| Task directions |
Identify all lines below that hold "July" and collect them.

| Stored data |
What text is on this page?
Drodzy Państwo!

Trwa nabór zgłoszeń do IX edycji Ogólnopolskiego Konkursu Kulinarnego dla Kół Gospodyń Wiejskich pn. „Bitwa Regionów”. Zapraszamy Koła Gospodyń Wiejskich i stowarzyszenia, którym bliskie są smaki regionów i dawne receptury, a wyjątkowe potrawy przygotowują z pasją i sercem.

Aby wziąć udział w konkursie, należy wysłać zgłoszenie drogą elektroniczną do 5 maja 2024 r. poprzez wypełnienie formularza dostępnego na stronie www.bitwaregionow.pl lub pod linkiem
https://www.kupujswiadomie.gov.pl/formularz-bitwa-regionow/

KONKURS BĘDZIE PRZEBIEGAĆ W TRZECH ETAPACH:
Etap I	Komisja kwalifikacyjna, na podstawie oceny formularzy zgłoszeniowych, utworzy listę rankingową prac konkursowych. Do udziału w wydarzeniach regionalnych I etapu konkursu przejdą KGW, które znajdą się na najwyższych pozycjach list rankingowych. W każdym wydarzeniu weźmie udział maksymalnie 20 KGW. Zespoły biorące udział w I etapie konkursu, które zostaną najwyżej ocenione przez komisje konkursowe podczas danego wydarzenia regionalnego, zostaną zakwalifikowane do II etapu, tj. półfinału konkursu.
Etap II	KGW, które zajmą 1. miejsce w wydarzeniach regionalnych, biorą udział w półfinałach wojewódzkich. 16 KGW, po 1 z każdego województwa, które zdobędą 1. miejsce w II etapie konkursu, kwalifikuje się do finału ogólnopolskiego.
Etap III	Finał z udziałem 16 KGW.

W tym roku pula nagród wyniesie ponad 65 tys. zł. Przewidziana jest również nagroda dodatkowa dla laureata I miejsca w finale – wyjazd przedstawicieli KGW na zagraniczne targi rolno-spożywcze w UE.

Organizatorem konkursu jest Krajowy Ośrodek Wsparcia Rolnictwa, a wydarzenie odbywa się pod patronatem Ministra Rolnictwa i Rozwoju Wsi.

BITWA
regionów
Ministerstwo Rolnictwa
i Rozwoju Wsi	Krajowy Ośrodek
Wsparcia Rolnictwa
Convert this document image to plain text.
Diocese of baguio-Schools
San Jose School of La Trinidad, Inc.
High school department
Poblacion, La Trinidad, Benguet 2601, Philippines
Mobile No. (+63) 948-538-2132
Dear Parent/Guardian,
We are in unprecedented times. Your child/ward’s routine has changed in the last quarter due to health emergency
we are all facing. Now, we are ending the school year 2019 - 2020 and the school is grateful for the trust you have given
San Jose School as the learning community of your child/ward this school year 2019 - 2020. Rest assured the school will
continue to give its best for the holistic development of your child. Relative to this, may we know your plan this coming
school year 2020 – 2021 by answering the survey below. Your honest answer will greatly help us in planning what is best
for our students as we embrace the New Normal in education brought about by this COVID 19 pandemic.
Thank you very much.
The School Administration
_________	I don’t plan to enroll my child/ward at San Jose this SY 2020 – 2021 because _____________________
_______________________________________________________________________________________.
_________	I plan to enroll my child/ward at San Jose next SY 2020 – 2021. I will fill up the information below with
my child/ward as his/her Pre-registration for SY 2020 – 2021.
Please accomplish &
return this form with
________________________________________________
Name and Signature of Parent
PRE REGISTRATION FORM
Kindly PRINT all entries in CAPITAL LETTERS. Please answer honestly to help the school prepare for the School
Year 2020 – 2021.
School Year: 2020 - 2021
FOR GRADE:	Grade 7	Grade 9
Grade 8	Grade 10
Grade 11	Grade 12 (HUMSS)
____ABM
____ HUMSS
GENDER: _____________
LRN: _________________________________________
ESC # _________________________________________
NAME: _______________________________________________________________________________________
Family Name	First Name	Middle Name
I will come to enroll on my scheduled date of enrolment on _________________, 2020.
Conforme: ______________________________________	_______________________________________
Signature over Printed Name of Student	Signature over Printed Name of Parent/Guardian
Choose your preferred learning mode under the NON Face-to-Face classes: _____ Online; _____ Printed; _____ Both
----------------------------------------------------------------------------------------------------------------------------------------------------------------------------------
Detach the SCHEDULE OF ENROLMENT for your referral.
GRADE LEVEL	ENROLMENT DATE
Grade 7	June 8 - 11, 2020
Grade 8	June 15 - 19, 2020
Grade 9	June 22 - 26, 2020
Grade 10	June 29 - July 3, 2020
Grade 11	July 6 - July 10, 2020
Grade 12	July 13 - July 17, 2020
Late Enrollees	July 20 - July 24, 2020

| Result of this task |
Grade 10	June 29 - July 3, 2020
Grade 11	July 6 - July 10, 2020
Grade 12	July 13 - July 17, 2020
Late Enrollees	July 20 - July 24, 2020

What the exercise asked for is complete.